*Written task*:
Repeat the material in full. Keep every line exactly as it is.

*Raw records*:

☆ ☆ ☆

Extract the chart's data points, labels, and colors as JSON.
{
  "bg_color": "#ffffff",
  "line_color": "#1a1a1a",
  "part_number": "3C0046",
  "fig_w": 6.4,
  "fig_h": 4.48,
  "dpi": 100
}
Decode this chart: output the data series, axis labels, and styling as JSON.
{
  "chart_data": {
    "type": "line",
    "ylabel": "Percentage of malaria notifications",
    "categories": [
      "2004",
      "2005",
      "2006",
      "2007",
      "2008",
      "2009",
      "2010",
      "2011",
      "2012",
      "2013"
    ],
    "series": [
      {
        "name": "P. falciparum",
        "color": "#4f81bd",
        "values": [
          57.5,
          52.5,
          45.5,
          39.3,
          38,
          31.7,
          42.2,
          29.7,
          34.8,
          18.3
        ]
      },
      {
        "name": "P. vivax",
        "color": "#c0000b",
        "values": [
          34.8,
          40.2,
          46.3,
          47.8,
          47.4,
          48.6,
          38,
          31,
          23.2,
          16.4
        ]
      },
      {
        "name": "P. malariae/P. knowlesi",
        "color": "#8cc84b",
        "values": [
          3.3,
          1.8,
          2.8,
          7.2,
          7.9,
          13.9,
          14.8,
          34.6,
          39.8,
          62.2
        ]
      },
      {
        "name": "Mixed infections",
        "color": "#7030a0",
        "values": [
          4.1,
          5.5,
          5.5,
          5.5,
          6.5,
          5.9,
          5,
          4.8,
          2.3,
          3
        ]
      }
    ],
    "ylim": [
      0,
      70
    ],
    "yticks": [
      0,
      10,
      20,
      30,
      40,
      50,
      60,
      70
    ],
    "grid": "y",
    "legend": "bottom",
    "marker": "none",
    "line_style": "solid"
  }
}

☆ ☆ ☆

*Solved problem*:
Extract the chart's data points, labels, and colors as JSON.
{
  "bg_color": "#ffffff",
  "line_color": "#1a1a1a",
  "part_number": "3C0046",
  "fig_w": 6.4,
  "fig_h": 4.48,
  "dpi": 100
}
Decode this chart: output the data series, axis labels, and styling as JSON.
{
  "chart_data": {
    "type": "line",
    "ylabel": "Percentage of malaria notifications",
    "categories": [
      "2004",
      "2005",
      "2006",
      "2007",
      "2008",
      "2009",
      "2010",
      "2011",
      "2012",
      "2013"
    ],
    "series": [
      {
        "name": "P. falciparum",
        "color": "#4f81bd",
        "values": [
          57.5,
          52.5,
          45.5,
          39.3,
          38,
          31.7,
          42.2,
          29.7,
          34.8,
          18.3
        ]
      },
      {
        "name": "P. vivax",
        "color": "#c0000b",
        "values": [
          34.8,
          40.2,
          46.3,
          47.8,
          47.4,
          48.6,
          38,
          31,
          23.2,
          16.4
        ]
      },
      {
        "name": "P. malariae/P. knowlesi",
        "color": "#8cc84b",
        "values": [
          3.3,
          1.8,
          2.8,
          7.2,
          7.9,
          13.9,
          14.8,
          34.6,
          39.8,
          62.2
        ]
      },
      {
        "name": "Mixed infections",
        "color": "#7030a0",
        "values": [
          4.1,
          5.5,
          5.5,
          5.5,
          6.5,
          5.9,
          5,
          4.8,
          2.3,
          3
        ]
      }
    ],
    "ylim": [
      0,
      70
    ],
    "yticks": [
      0,
      10,
      20,
      30,
      40,
      50,
      60,
      70
    ],
    "grid": "y",
    "legend": "bottom",
    "marker": "none",
    "line_style": "solid"
  }
}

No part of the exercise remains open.